(Bounding box entries)
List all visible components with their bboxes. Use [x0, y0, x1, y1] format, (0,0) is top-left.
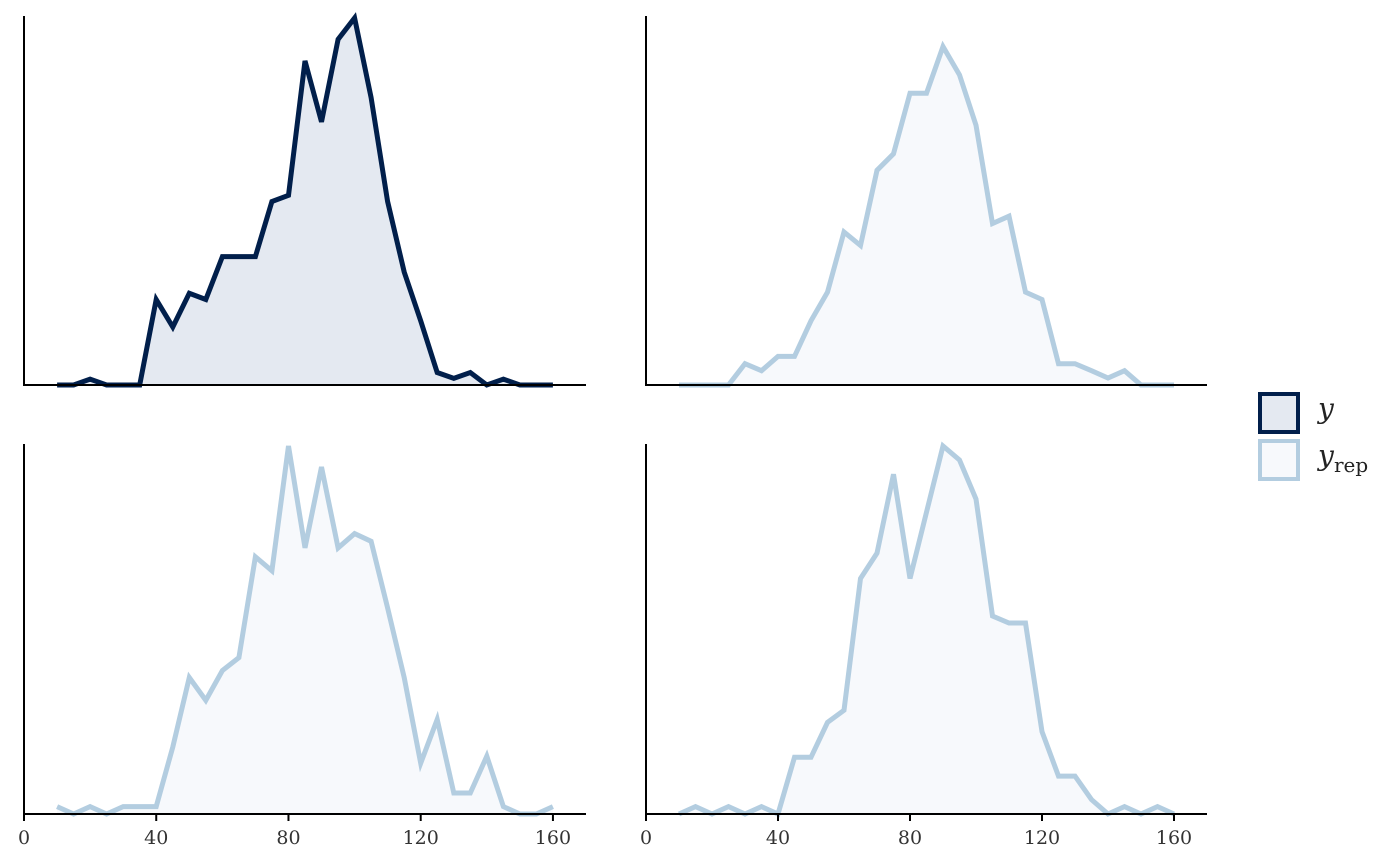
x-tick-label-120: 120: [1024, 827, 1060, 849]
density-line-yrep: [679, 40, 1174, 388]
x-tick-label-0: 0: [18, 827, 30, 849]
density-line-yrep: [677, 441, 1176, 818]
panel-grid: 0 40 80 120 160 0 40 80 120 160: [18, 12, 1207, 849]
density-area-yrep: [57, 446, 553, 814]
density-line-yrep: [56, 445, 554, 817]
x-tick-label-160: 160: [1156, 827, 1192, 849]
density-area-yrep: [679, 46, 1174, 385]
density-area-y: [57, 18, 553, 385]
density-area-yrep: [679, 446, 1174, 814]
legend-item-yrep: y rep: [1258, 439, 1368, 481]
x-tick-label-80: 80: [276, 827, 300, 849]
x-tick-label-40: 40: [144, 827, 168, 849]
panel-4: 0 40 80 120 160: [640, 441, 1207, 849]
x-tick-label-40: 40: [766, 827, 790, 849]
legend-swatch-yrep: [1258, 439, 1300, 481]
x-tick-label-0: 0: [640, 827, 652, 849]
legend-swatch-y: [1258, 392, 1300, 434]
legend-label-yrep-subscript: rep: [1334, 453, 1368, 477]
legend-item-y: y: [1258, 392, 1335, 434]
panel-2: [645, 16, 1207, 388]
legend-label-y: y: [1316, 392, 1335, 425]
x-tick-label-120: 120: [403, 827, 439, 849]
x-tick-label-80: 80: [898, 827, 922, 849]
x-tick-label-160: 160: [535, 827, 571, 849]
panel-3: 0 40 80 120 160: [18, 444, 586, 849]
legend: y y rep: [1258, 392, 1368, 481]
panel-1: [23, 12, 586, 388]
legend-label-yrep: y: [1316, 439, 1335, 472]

EXERCISE DETAILS: Update the entries above by changing each "density-area-yrep" to "density-fill-yrep" and keeping every other line as it is. Leave the picture out of your answer.

WRITTEN SOLUTION:
List all visible components with their bboxes. Use [x0, y0, x1, y1] format, (0,0) is top-left.
x-tick-label-120: 120: [1024, 827, 1060, 849]
density-line-yrep: [679, 40, 1174, 388]
x-tick-label-0: 0: [18, 827, 30, 849]
density-line-yrep: [677, 441, 1176, 818]
panel-grid: 0 40 80 120 160 0 40 80 120 160: [18, 12, 1207, 849]
density-fill-yrep: [57, 446, 553, 814]
density-line-yrep: [56, 445, 554, 817]
x-tick-label-160: 160: [1156, 827, 1192, 849]
density-fill-yrep: [679, 46, 1174, 385]
density-area-y: [57, 18, 553, 385]
density-fill-yrep: [679, 446, 1174, 814]
legend-item-yrep: y rep: [1258, 439, 1368, 481]
x-tick-label-80: 80: [276, 827, 300, 849]
x-tick-label-40: 40: [144, 827, 168, 849]
panel-4: 0 40 80 120 160: [640, 441, 1207, 849]
x-tick-label-40: 40: [766, 827, 790, 849]
legend-swatch-yrep: [1258, 439, 1300, 481]
x-tick-label-0: 0: [640, 827, 652, 849]
legend-swatch-y: [1258, 392, 1300, 434]
legend-label-yrep-subscript: rep: [1334, 453, 1368, 477]
legend-item-y: y: [1258, 392, 1335, 434]
panel-2: [645, 16, 1207, 388]
legend-label-y: y: [1316, 392, 1335, 425]
x-tick-label-120: 120: [403, 827, 439, 849]
x-tick-label-80: 80: [898, 827, 922, 849]
x-tick-label-160: 160: [535, 827, 571, 849]
panel-3: 0 40 80 120 160: [18, 444, 586, 849]
legend: y y rep: [1258, 392, 1368, 481]
panel-1: [23, 12, 586, 388]
legend-label-yrep: y: [1316, 439, 1335, 472]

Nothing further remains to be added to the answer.